• Given problem: Extract each record and reproduce it exactly.

• Records supplied:
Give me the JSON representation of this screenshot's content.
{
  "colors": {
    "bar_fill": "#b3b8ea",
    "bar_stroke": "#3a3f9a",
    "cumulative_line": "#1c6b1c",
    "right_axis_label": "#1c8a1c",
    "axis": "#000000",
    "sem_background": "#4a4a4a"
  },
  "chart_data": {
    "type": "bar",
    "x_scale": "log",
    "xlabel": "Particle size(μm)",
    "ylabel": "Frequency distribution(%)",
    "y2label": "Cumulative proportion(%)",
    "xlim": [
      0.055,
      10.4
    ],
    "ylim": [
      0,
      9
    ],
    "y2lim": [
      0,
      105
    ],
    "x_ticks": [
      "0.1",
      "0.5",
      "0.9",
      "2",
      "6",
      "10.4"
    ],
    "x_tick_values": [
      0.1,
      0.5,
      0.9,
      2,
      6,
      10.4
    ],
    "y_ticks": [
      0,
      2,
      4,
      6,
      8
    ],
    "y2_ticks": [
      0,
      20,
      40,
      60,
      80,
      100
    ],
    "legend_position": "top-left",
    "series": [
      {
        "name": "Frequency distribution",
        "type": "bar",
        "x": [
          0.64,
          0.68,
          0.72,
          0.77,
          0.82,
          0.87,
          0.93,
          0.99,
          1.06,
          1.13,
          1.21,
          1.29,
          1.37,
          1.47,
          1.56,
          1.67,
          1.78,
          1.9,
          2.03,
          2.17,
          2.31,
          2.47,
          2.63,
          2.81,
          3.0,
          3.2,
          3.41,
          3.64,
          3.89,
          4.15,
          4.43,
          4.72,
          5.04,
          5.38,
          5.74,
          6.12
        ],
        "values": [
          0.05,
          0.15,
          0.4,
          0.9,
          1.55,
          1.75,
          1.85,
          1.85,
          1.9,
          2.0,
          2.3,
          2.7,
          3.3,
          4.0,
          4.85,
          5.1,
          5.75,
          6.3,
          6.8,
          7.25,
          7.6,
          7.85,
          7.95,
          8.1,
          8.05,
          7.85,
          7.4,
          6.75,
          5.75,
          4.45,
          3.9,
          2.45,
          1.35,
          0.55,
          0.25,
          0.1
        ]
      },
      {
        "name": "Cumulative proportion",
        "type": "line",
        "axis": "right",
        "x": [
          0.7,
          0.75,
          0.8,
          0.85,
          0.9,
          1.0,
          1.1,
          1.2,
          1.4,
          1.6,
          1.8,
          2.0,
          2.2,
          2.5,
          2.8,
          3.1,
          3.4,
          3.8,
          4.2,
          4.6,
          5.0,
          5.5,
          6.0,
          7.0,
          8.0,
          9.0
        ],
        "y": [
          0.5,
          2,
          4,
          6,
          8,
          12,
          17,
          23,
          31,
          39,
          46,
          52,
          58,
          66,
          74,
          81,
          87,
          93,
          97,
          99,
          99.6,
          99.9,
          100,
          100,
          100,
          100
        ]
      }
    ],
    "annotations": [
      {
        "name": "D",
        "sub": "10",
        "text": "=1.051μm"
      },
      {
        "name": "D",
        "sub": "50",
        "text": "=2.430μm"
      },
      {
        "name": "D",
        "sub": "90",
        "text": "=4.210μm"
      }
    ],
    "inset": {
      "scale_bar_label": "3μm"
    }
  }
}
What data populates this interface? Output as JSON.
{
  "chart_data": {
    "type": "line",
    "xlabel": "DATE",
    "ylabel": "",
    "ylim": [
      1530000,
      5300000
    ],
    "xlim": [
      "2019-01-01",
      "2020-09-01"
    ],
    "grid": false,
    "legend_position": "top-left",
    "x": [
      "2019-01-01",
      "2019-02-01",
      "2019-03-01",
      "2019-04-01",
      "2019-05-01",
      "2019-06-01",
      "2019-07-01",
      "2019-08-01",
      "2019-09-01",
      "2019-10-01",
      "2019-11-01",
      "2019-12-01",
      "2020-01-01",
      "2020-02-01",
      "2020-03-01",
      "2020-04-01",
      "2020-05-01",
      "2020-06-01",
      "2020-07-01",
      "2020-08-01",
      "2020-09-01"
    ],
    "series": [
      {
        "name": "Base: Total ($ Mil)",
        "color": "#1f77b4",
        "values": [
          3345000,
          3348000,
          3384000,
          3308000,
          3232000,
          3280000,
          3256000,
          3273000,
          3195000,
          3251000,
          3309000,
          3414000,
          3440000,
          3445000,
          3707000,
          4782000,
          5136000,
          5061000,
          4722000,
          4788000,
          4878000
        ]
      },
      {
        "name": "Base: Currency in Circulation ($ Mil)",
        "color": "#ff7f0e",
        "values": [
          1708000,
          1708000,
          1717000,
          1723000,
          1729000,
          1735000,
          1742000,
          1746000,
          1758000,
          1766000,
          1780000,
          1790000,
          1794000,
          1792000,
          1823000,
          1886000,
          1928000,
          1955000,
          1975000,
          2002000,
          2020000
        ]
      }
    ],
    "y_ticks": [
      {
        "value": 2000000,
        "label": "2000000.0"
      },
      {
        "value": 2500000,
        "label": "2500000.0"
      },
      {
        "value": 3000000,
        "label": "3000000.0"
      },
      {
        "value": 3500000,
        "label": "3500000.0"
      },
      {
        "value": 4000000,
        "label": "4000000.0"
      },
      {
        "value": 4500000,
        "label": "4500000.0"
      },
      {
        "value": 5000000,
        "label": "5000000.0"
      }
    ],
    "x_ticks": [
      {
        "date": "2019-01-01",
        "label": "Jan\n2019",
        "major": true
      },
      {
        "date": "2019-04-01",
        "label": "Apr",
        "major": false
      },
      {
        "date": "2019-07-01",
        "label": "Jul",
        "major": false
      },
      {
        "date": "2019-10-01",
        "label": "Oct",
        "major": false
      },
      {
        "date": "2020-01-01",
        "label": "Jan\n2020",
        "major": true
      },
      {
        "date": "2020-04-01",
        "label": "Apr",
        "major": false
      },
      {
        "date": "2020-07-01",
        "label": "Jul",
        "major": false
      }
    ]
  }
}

• Correct output:
Give me the JSON representation of this screenshot's content.
{
  "colors": {
    "bar_fill": "#b3b8ea",
    "bar_stroke": "#3a3f9a",
    "cumulative_line": "#1c6b1c",
    "right_axis_label": "#1c8a1c",
    "axis": "#000000",
    "sem_background": "#4a4a4a"
  },
  "chart_data": {
    "type": "bar",
    "x_scale": "log",
    "xlabel": "Particle size(μm)",
    "ylabel": "Frequency distribution(%)",
    "y2label": "Cumulative proportion(%)",
    "xlim": [
      0.055,
      10.4
    ],
    "ylim": [
      0,
      9
    ],
    "y2lim": [
      0,
      105
    ],
    "x_ticks": [
      "0.1",
      "0.5",
      "0.9",
      "2",
      "6",
      "10.4"
    ],
    "x_tick_values": [
      0.1,
      0.5,
      0.9,
      2,
      6,
      10.4
    ],
    "y_ticks": [
      0,
      2,
      4,
      6,
      8
    ],
    "y2_ticks": [
      0,
      20,
      40,
      60,
      80,
      100
    ],
    "legend_position": "top-left",
    "series": [
      {
        "name": "Frequency distribution",
        "type": "bar",
        "x": [
          0.64,
          0.68,
          0.72,
          0.77,
          0.82,
          0.87,
          0.93,
          0.99,
          1.06,
          1.13,
          1.21,
          1.29,
          1.37,
          1.47,
          1.56,
          1.67,
          1.78,
          1.9,
          2.03,
          2.17,
          2.31,
          2.47,
          2.63,
          2.81,
          3.0,
          3.2,
          3.41,
          3.64,
          3.89,
          4.15,
          4.43,
          4.72,
          5.04,
          5.38,
          5.74,
          6.12
        ],
        "values": [
          0.05,
          0.15,
          0.4,
          0.9,
          1.55,
          1.75,
          1.85,
          1.85,
          1.9,
          2.0,
          2.3,
          2.7,
          3.3,
          4.0,
          4.85,
          5.1,
          5.75,
          6.3,
          6.8,
          7.25,
          7.6,
          7.85,
          7.95,
          8.1,
          8.05,
          7.85,
          7.4,
          6.75,
          5.75,
          4.45,
          3.9,
          2.45,
          1.35,
          0.55,
          0.25,
          0.1
        ]
      },
      {
        "name": "Cumulative proportion",
        "type": "line",
        "axis": "right",
        "x": [
          0.7,
          0.75,
          0.8,
          0.85,
          0.9,
          1.0,
          1.1,
          1.2,
          1.4,
          1.6,
          1.8,
          2.0,
          2.2,
          2.5,
          2.8,
          3.1,
          3.4,
          3.8,
          4.2,
          4.6,
          5.0,
          5.5,
          6.0,
          7.0,
          8.0,
          9.0
        ],
        "y": [
          0.5,
          2,
          4,
          6,
          8,
          12,
          17,
          23,
          31,
          39,
          46,
          52,
          58,
          66,
          74,
          81,
          87,
          93,
          97,
          99,
          99.6,
          99.9,
          100,
          100,
          100,
          100
        ]
      }
    ],
    "annotations": [
      {
        "name": "D",
        "sub": "10",
        "text": "=1.051μm"
      },
      {
        "name": "D",
        "sub": "50",
        "text": "=2.430μm"
      },
      {
        "name": "D",
        "sub": "90",
        "text": "=4.210μm"
      }
    ],
    "inset": {
      "scale_bar_label": "3μm"
    }
  }
}
What data populates this interface? Output as JSON.
{
  "chart_data": {
    "type": "line",
    "xlabel": "DATE",
    "ylabel": "",
    "ylim": [
      1530000,
      5300000
    ],
    "xlim": [
      "2019-01-01",
      "2020-09-01"
    ],
    "grid": false,
    "legend_position": "top-left",
    "x": [
      "2019-01-01",
      "2019-02-01",
      "2019-03-01",
      "2019-04-01",
      "2019-05-01",
      "2019-06-01",
      "2019-07-01",
      "2019-08-01",
      "2019-09-01",
      "2019-10-01",
      "2019-11-01",
      "2019-12-01",
      "2020-01-01",
      "2020-02-01",
      "2020-03-01",
      "2020-04-01",
      "2020-05-01",
      "2020-06-01",
      "2020-07-01",
      "2020-08-01",
      "2020-09-01"
    ],
    "series": [
      {
        "name": "Base: Total ($ Mil)",
        "color": "#1f77b4",
        "values": [
          3345000,
          3348000,
          3384000,
          3308000,
          3232000,
          3280000,
          3256000,
          3273000,
          3195000,
          3251000,
          3309000,
          3414000,
          3440000,
          3445000,
          3707000,
          4782000,
          5136000,
          5061000,
          4722000,
          4788000,
          4878000
        ]
      },
      {
        "name": "Base: Currency in Circulation ($ Mil)",
        "color": "#ff7f0e",
        "values": [
          1708000,
          1708000,
          1717000,
          1723000,
          1729000,
          1735000,
          1742000,
          1746000,
          1758000,
          1766000,
          1780000,
          1790000,
          1794000,
          1792000,
          1823000,
          1886000,
          1928000,
          1955000,
          1975000,
          2002000,
          2020000
        ]
      }
    ],
    "y_ticks": [
      {
        "value": 2000000,
        "label": "2000000.0"
      },
      {
        "value": 2500000,
        "label": "2500000.0"
      },
      {
        "value": 3000000,
        "label": "3000000.0"
      },
      {
        "value": 3500000,
        "label": "3500000.0"
      },
      {
        "value": 4000000,
        "label": "4000000.0"
      },
      {
        "value": 4500000,
        "label": "4500000.0"
      },
      {
        "value": 5000000,
        "label": "5000000.0"
      }
    ],
    "x_ticks": [
      {
        "date": "2019-01-01",
        "label": "Jan\n2019",
        "major": true
      },
      {
        "date": "2019-04-01",
        "label": "Apr",
        "major": false
      },
      {
        "date": "2019-07-01",
        "label": "Jul",
        "major": false
      },
      {
        "date": "2019-10-01",
        "label": "Oct",
        "major": false
      },
      {
        "date": "2020-01-01",
        "label": "Jan\n2020",
        "major": true
      },
      {
        "date": "2020-04-01",
        "label": "Apr",
        "major": false
      },
      {
        "date": "2020-07-01",
        "label": "Jul",
        "major": false
      }
    ]
  }
}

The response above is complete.